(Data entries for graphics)
========
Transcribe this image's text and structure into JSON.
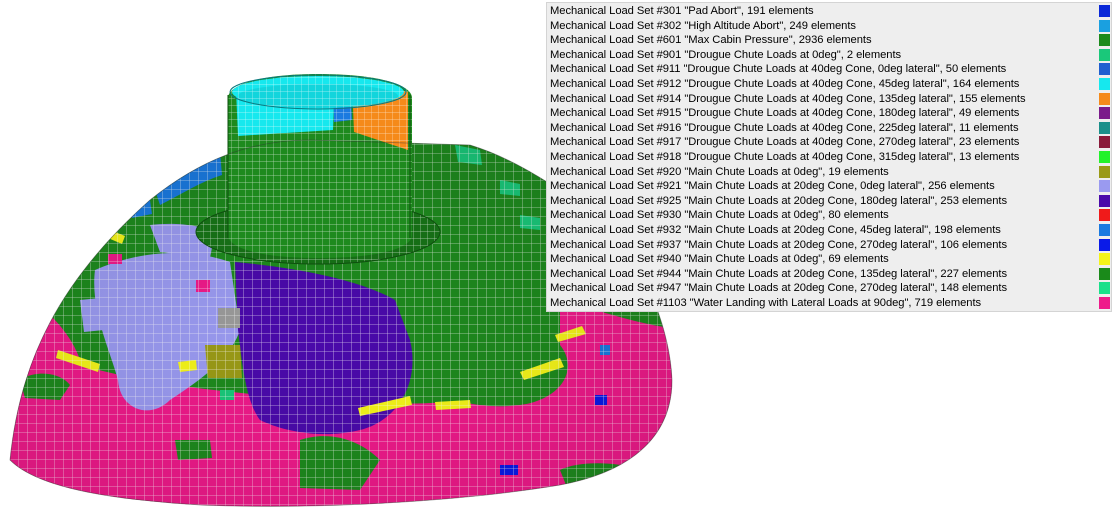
{
  "legend": {
    "entries": [
      {
        "label": "Mechanical Load Set #301 \"Pad Abort\", 191 elements",
        "color": "#0a28d8"
      },
      {
        "label": "Mechanical Load Set #302 \"High Altitude Abort\", 249 elements",
        "color": "#1aa0e0"
      },
      {
        "label": "Mechanical Load Set #601 \"Max Cabin Pressure\", 2936 elements",
        "color": "#1b8a1b"
      },
      {
        "label": "Mechanical Load Set #901 \"Drougue Chute Loads at 0deg\", 2 elements",
        "color": "#1ac87a"
      },
      {
        "label": "Mechanical Load Set #911 \"Drougue Chute Loads at 40deg Cone, 0deg lateral\", 50 elements",
        "color": "#1f5fd0"
      },
      {
        "label": "Mechanical Load Set #912 \"Drougue Chute Loads at 40deg Cone, 45deg lateral\", 164 elements",
        "color": "#16e8ee"
      },
      {
        "label": "Mechanical Load Set #914 \"Drougue Chute Loads at 40deg Cone, 135deg lateral\", 155 elements",
        "color": "#f58a1a"
      },
      {
        "label": "Mechanical Load Set #915 \"Drougue Chute Loads at 40deg Cone, 180deg lateral\", 49 elements",
        "color": "#7b1a8a"
      },
      {
        "label": "Mechanical Load Set #916 \"Drougue Chute Loads at 40deg Cone, 225deg lateral\", 11 elements",
        "color": "#1a8f8a"
      },
      {
        "label": "Mechanical Load Set #917 \"Drougue Chute Loads at 40deg Cone, 270deg lateral\", 23 elements",
        "color": "#8a1a3a"
      },
      {
        "label": "Mechanical Load Set #918 \"Drougue Chute Loads at 40deg Cone, 315deg lateral\", 13 elements",
        "color": "#22f22a"
      },
      {
        "label": "Mechanical Load Set #920 \"Main Chute Loads at 0deg\", 19 elements",
        "color": "#9a9a16"
      },
      {
        "label": "Mechanical Load Set #921 \"Main Chute Loads at 20deg Cone, 0deg lateral\", 256 elements",
        "color": "#9a9af0"
      },
      {
        "label": "Mechanical Load Set #925 \"Main Chute Loads at 20deg Cone, 180deg lateral\", 253 elements",
        "color": "#4a0aaa"
      },
      {
        "label": "Mechanical Load Set #930 \"Main Chute Loads at 0deg\", 80 elements",
        "color": "#f01a1a"
      },
      {
        "label": "Mechanical Load Set #932 \"Main Chute Loads at 20deg Cone, 45deg lateral\", 198 elements",
        "color": "#1a7ae0"
      },
      {
        "label": "Mechanical Load Set #937 \"Main Chute Loads at 20deg Cone, 270deg lateral\", 106 elements",
        "color": "#0a1ae8"
      },
      {
        "label": "Mechanical Load Set #940 \"Main Chute Loads at 0deg\", 69 elements",
        "color": "#f4f41a"
      },
      {
        "label": "Mechanical Load Set #944 \"Main Chute Loads at 20deg Cone, 135deg lateral\", 227 elements",
        "color": "#1a8a1a"
      },
      {
        "label": "Mechanical Load Set #947 \"Main Chute Loads at 20deg Cone, 270deg lateral\", 148 elements",
        "color": "#1ae08a"
      },
      {
        "label": "Mechanical Load Set #1103 \"Water Landing with Lateral Loads at 90deg\", 719 elements",
        "color": "#ee1a8a"
      }
    ]
  }
}
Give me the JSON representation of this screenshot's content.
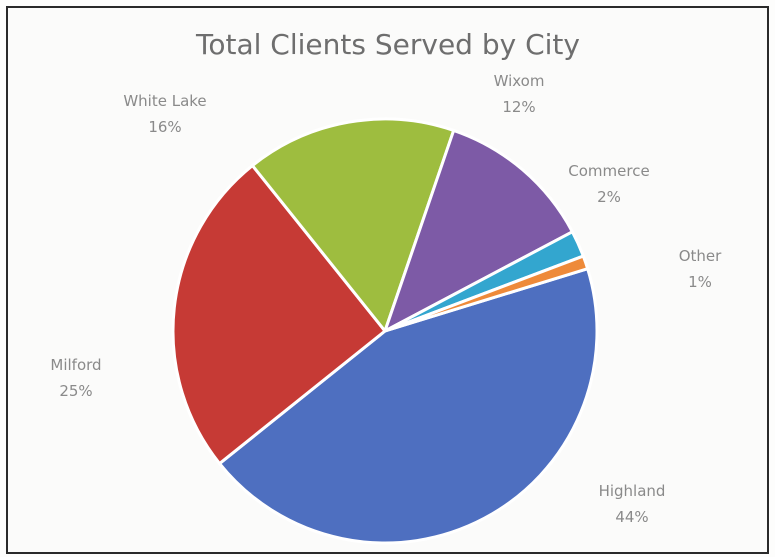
{
  "chart_data": {
    "type": "pie",
    "title": "Total Clients Served by City",
    "slices": [
      {
        "label": "Highland",
        "percent_label": "44%",
        "value": 44,
        "color": "#4e6fc0"
      },
      {
        "label": "Milford",
        "percent_label": "25%",
        "value": 25,
        "color": "#c63a35"
      },
      {
        "label": "White Lake",
        "percent_label": "16%",
        "value": 16,
        "color": "#9ebd3f"
      },
      {
        "label": "Wixom",
        "percent_label": "12%",
        "value": 12,
        "color": "#7d5aa6"
      },
      {
        "label": "Commerce",
        "percent_label": "2%",
        "value": 2,
        "color": "#33a6cf"
      },
      {
        "label": "Other",
        "percent_label": "1%",
        "value": 1,
        "color": "#ee8a3a"
      }
    ],
    "legend": "none",
    "data_labels": "outside"
  }
}
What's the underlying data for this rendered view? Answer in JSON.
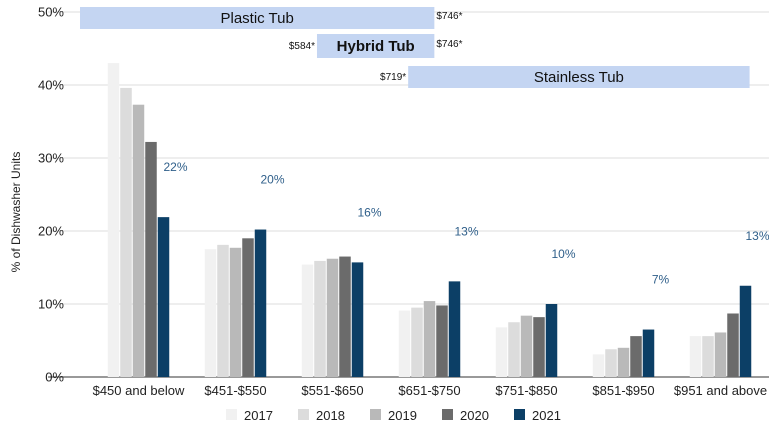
{
  "chart_data": {
    "type": "bar",
    "ylabel": "% of Dishwasher Units",
    "ylim": [
      0,
      50
    ],
    "yticks": [
      "0%",
      "10%",
      "20%",
      "30%",
      "40%",
      "50%"
    ],
    "categories": [
      "$450 and below",
      "$451-$550",
      "$551-$650",
      "$651-$750",
      "$751-$850",
      "$851-$950",
      "$951 and above"
    ],
    "series": [
      {
        "name": "2017",
        "color": "#f1f1f1",
        "values": [
          43,
          17.5,
          15.4,
          9.1,
          6.8,
          3.1,
          5.6
        ]
      },
      {
        "name": "2018",
        "color": "#dcdcdc",
        "values": [
          39.6,
          18.1,
          15.9,
          9.5,
          7.5,
          3.8,
          5.6
        ]
      },
      {
        "name": "2019",
        "color": "#b9b9b9",
        "values": [
          37.3,
          17.7,
          16.2,
          10.4,
          8.4,
          4,
          6.1
        ]
      },
      {
        "name": "2020",
        "color": "#6b6b6b",
        "values": [
          32.2,
          19,
          16.5,
          9.8,
          8.2,
          5.6,
          8.7
        ]
      },
      {
        "name": "2021",
        "color": "#0c3f66",
        "values": [
          21.9,
          20.2,
          15.7,
          13.1,
          10,
          6.5,
          12.5
        ]
      }
    ],
    "data_labels": [
      "22%",
      "20%",
      "16%",
      "13%",
      "10%",
      "7%",
      "13%"
    ],
    "legend_position": "bottom",
    "grid": true,
    "bands": [
      {
        "label": "Plastic Tub",
        "bold": false,
        "start_price": "",
        "end_price": "$746*",
        "from": 0,
        "to": 3.55
      },
      {
        "label": "Hybrid Tub",
        "bold": true,
        "start_price": "$584*",
        "end_price": "$746*",
        "from": 2.34,
        "to": 3.55
      },
      {
        "label": "Stainless Tub",
        "bold": false,
        "start_price": "$719*",
        "end_price": "",
        "from": 3.28,
        "to": 6.8
      }
    ],
    "band_color": "#c4d5f2"
  }
}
========
■ **What to do**
Say, as a single number and nothing more, how many lines of the entries contain the word "JSON".

■ **Solution**
3